Start of Source records

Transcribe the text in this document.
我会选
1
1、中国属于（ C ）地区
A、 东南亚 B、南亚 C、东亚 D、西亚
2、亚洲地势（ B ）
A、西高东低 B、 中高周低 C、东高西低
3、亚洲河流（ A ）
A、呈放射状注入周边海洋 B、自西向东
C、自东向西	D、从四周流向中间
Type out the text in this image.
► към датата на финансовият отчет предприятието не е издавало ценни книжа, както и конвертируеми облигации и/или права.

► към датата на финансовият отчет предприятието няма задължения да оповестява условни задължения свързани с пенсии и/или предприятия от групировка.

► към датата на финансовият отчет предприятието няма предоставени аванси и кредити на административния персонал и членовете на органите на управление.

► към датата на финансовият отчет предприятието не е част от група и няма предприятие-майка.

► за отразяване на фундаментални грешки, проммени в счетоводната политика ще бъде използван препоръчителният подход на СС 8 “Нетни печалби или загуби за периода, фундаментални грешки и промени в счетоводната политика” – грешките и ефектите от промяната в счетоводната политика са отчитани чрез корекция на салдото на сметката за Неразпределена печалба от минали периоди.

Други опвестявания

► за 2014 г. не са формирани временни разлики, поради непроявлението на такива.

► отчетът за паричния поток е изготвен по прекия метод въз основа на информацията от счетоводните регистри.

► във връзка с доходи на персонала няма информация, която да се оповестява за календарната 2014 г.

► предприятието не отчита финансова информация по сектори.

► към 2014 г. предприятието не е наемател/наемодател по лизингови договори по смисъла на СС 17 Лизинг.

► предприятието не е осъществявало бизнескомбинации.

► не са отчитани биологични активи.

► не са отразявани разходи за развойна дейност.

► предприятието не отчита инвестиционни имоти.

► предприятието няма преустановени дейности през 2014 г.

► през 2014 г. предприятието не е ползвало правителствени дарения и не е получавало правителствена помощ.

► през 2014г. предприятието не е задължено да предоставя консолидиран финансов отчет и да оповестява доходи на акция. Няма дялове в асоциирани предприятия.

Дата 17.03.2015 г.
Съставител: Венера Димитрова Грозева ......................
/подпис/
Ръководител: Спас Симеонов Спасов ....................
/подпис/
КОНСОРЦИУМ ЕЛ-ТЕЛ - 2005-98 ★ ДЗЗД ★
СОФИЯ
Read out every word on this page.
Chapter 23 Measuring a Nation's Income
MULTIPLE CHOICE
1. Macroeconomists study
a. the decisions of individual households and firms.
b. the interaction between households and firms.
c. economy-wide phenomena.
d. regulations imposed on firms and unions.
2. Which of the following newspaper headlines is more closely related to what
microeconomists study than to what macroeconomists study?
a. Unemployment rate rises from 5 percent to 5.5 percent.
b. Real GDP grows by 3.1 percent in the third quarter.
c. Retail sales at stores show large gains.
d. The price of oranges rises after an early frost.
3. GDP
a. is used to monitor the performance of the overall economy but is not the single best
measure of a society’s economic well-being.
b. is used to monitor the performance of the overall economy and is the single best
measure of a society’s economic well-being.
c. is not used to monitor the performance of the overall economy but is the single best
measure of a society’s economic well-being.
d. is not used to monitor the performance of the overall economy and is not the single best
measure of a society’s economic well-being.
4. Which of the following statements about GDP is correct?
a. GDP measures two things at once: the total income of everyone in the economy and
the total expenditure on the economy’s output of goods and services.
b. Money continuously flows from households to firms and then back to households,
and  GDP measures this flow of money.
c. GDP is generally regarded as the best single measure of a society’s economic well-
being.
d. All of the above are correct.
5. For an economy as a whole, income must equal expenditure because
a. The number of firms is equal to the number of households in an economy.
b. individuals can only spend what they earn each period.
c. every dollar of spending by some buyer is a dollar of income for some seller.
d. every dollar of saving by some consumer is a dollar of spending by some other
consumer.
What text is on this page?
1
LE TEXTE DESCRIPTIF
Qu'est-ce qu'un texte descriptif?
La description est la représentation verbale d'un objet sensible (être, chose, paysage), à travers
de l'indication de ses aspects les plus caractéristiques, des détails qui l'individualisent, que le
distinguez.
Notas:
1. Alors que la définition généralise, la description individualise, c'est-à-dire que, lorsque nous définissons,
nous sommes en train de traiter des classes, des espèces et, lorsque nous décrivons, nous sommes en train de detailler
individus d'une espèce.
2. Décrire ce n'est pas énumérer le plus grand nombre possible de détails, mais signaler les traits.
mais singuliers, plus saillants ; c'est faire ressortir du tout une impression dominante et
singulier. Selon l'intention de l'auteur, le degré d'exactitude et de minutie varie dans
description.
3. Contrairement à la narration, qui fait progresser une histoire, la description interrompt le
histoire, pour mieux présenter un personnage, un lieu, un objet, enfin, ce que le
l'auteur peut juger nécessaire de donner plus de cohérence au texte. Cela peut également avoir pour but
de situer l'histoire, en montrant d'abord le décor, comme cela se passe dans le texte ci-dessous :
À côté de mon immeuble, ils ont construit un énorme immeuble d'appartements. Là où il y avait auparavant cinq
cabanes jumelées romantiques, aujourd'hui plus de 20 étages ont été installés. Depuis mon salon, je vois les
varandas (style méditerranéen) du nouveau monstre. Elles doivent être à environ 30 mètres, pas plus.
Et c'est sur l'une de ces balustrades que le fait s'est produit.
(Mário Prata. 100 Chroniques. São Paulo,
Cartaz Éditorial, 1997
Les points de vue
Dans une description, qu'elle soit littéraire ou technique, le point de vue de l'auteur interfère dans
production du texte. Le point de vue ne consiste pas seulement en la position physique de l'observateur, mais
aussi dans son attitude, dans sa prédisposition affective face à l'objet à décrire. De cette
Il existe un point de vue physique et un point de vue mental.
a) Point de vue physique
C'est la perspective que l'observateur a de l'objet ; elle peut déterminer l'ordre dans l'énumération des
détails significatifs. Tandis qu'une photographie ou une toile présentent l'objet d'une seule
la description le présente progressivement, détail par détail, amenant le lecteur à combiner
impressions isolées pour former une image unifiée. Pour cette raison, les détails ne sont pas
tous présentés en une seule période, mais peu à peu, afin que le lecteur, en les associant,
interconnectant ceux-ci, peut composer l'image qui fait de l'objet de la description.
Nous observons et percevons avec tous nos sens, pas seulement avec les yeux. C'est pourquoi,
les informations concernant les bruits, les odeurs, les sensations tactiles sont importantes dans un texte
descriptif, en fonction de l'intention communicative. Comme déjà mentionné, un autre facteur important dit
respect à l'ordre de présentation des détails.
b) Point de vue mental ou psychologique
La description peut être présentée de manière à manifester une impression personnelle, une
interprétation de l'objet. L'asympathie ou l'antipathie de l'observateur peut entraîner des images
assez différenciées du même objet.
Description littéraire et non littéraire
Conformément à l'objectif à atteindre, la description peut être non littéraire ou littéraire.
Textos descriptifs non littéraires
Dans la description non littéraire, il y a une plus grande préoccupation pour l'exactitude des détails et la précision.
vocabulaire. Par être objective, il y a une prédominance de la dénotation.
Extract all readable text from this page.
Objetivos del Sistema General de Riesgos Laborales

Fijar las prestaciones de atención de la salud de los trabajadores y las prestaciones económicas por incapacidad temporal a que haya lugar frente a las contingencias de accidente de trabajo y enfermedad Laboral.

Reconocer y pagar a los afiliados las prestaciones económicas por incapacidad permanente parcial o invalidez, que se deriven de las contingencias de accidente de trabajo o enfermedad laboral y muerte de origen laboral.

End of Source records

--- Given task ---
Count each line above in which the string "accidente" appears, then state only the total.

--- Written response ---
2